- _EXERCISE BRIEF_
Output all the data exactly. Pictures do not belong in the copy.

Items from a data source

+---+

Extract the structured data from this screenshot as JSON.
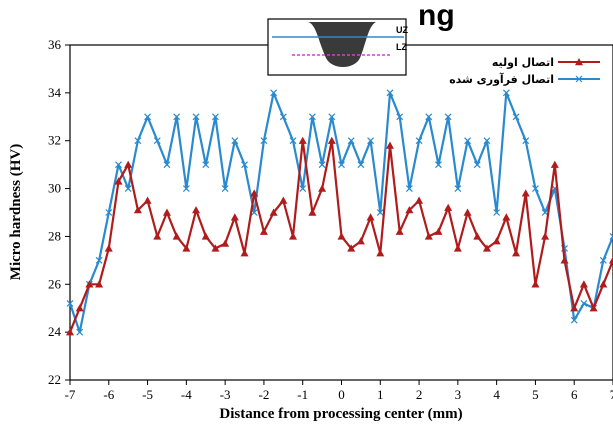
{
  "chart_data": {
    "type": "line",
    "title": "",
    "xlabel": "Distance from processing center (mm)",
    "ylabel": "Micro hardness (HV)",
    "xlim": [
      -7,
      7
    ],
    "ylim": [
      22,
      36
    ],
    "xticks": [
      -7,
      -6,
      -5,
      -4,
      -3,
      -2,
      -1,
      0,
      1,
      2,
      3,
      4,
      5,
      6,
      7
    ],
    "yticks": [
      22,
      24,
      26,
      28,
      30,
      32,
      34,
      36
    ],
    "grid": false,
    "legend_position": "top-right",
    "inset": {
      "labels": [
        "UZ",
        "LZ"
      ]
    },
    "series": [
      {
        "name": "اتصال اولیه",
        "color": "#b01c1c",
        "marker": "triangle",
        "x": [
          -7.0,
          -6.75,
          -6.5,
          -6.25,
          -6.0,
          -5.75,
          -5.5,
          -5.25,
          -5.0,
          -4.75,
          -4.5,
          -4.25,
          -4.0,
          -3.75,
          -3.5,
          -3.25,
          -3.0,
          -2.75,
          -2.5,
          -2.25,
          -2.0,
          -1.75,
          -1.5,
          -1.25,
          -1.0,
          -0.75,
          -0.5,
          -0.25,
          0.0,
          0.25,
          0.5,
          0.75,
          1.0,
          1.25,
          1.5,
          1.75,
          2.0,
          2.25,
          2.5,
          2.75,
          3.0,
          3.25,
          3.5,
          3.75,
          4.0,
          4.25,
          4.5,
          4.75,
          5.0,
          5.25,
          5.5,
          5.75,
          6.0,
          6.25,
          6.5,
          6.75,
          7.0
        ],
        "y": [
          24.0,
          25.0,
          26.0,
          26.0,
          27.5,
          30.3,
          31.0,
          29.1,
          29.5,
          28.0,
          29.0,
          28.0,
          27.5,
          29.1,
          28.0,
          27.5,
          27.7,
          28.8,
          27.3,
          29.8,
          28.2,
          29.0,
          29.5,
          28.0,
          32.0,
          29.0,
          30.0,
          32.0,
          28.0,
          27.5,
          27.8,
          28.8,
          27.3,
          31.8,
          28.2,
          29.1,
          29.5,
          28.0,
          28.2,
          29.2,
          27.5,
          29.0,
          28.0,
          27.5,
          27.8,
          28.8,
          27.3,
          29.8,
          26.0,
          28.0,
          31.0,
          27.0,
          25.0,
          26.0,
          25.0,
          26.0,
          27.0
        ]
      },
      {
        "name": "اتصال فرآوری شده",
        "color": "#2a8ad0",
        "marker": "x",
        "x": [
          -7.0,
          -6.75,
          -6.5,
          -6.25,
          -6.0,
          -5.75,
          -5.5,
          -5.25,
          -5.0,
          -4.75,
          -4.5,
          -4.25,
          -4.0,
          -3.75,
          -3.5,
          -3.25,
          -3.0,
          -2.75,
          -2.5,
          -2.25,
          -2.0,
          -1.75,
          -1.5,
          -1.25,
          -1.0,
          -0.75,
          -0.5,
          -0.25,
          0.0,
          0.25,
          0.5,
          0.75,
          1.0,
          1.25,
          1.5,
          1.75,
          2.0,
          2.25,
          2.5,
          2.75,
          3.0,
          3.25,
          3.5,
          3.75,
          4.0,
          4.25,
          4.5,
          4.75,
          5.0,
          5.25,
          5.5,
          5.75,
          6.0,
          6.25,
          6.5,
          6.75,
          7.0
        ],
        "y": [
          25.2,
          24.0,
          26.0,
          27.0,
          29.0,
          31.0,
          30.0,
          32.0,
          33.0,
          32.0,
          31.0,
          33.0,
          30.0,
          33.0,
          31.0,
          33.0,
          30.0,
          32.0,
          31.0,
          29.0,
          32.0,
          34.0,
          33.0,
          32.0,
          30.0,
          33.0,
          31.0,
          33.0,
          31.0,
          32.0,
          31.0,
          32.0,
          29.0,
          34.0,
          33.0,
          30.0,
          32.0,
          33.0,
          31.0,
          33.0,
          30.0,
          32.0,
          31.0,
          32.0,
          29.0,
          34.0,
          33.0,
          32.0,
          30.0,
          29.0,
          30.0,
          27.5,
          24.5,
          25.2,
          25.0,
          27.0,
          28.0
        ]
      }
    ]
  },
  "header_text": "ng"
}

+---+

- _WRITTEN ANSWER_
Extract the structured data from this screenshot as JSON.
{
  "chart_data": {
    "type": "line",
    "title": "",
    "xlabel": "Distance from processing center (mm)",
    "ylabel": "Micro hardness (HV)",
    "xlim": [
      -7,
      7
    ],
    "ylim": [
      22,
      36
    ],
    "xticks": [
      -7,
      -6,
      -5,
      -4,
      -3,
      -2,
      -1,
      0,
      1,
      2,
      3,
      4,
      5,
      6,
      7
    ],
    "yticks": [
      22,
      24,
      26,
      28,
      30,
      32,
      34,
      36
    ],
    "grid": false,
    "legend_position": "top-right",
    "inset": {
      "labels": [
        "UZ",
        "LZ"
      ]
    },
    "series": [
      {
        "name": "اتصال اولیه",
        "color": "#b01c1c",
        "marker": "triangle",
        "x": [
          -7.0,
          -6.75,
          -6.5,
          -6.25,
          -6.0,
          -5.75,
          -5.5,
          -5.25,
          -5.0,
          -4.75,
          -4.5,
          -4.25,
          -4.0,
          -3.75,
          -3.5,
          -3.25,
          -3.0,
          -2.75,
          -2.5,
          -2.25,
          -2.0,
          -1.75,
          -1.5,
          -1.25,
          -1.0,
          -0.75,
          -0.5,
          -0.25,
          0.0,
          0.25,
          0.5,
          0.75,
          1.0,
          1.25,
          1.5,
          1.75,
          2.0,
          2.25,
          2.5,
          2.75,
          3.0,
          3.25,
          3.5,
          3.75,
          4.0,
          4.25,
          4.5,
          4.75,
          5.0,
          5.25,
          5.5,
          5.75,
          6.0,
          6.25,
          6.5,
          6.75,
          7.0
        ],
        "y": [
          24.0,
          25.0,
          26.0,
          26.0,
          27.5,
          30.3,
          31.0,
          29.1,
          29.5,
          28.0,
          29.0,
          28.0,
          27.5,
          29.1,
          28.0,
          27.5,
          27.7,
          28.8,
          27.3,
          29.8,
          28.2,
          29.0,
          29.5,
          28.0,
          32.0,
          29.0,
          30.0,
          32.0,
          28.0,
          27.5,
          27.8,
          28.8,
          27.3,
          31.8,
          28.2,
          29.1,
          29.5,
          28.0,
          28.2,
          29.2,
          27.5,
          29.0,
          28.0,
          27.5,
          27.8,
          28.8,
          27.3,
          29.8,
          26.0,
          28.0,
          31.0,
          27.0,
          25.0,
          26.0,
          25.0,
          26.0,
          27.0
        ]
      },
      {
        "name": "اتصال فرآوری شده",
        "color": "#2a8ad0",
        "marker": "x",
        "x": [
          -7.0,
          -6.75,
          -6.5,
          -6.25,
          -6.0,
          -5.75,
          -5.5,
          -5.25,
          -5.0,
          -4.75,
          -4.5,
          -4.25,
          -4.0,
          -3.75,
          -3.5,
          -3.25,
          -3.0,
          -2.75,
          -2.5,
          -2.25,
          -2.0,
          -1.75,
          -1.5,
          -1.25,
          -1.0,
          -0.75,
          -0.5,
          -0.25,
          0.0,
          0.25,
          0.5,
          0.75,
          1.0,
          1.25,
          1.5,
          1.75,
          2.0,
          2.25,
          2.5,
          2.75,
          3.0,
          3.25,
          3.5,
          3.75,
          4.0,
          4.25,
          4.5,
          4.75,
          5.0,
          5.25,
          5.5,
          5.75,
          6.0,
          6.25,
          6.5,
          6.75,
          7.0
        ],
        "y": [
          25.2,
          24.0,
          26.0,
          27.0,
          29.0,
          31.0,
          30.0,
          32.0,
          33.0,
          32.0,
          31.0,
          33.0,
          30.0,
          33.0,
          31.0,
          33.0,
          30.0,
          32.0,
          31.0,
          29.0,
          32.0,
          34.0,
          33.0,
          32.0,
          30.0,
          33.0,
          31.0,
          33.0,
          31.0,
          32.0,
          31.0,
          32.0,
          29.0,
          34.0,
          33.0,
          30.0,
          32.0,
          33.0,
          31.0,
          33.0,
          30.0,
          32.0,
          31.0,
          32.0,
          29.0,
          34.0,
          33.0,
          32.0,
          30.0,
          29.0,
          30.0,
          27.5,
          24.5,
          25.2,
          25.0,
          27.0,
          28.0
        ]
      }
    ]
  },
  "header_text": "ng"
}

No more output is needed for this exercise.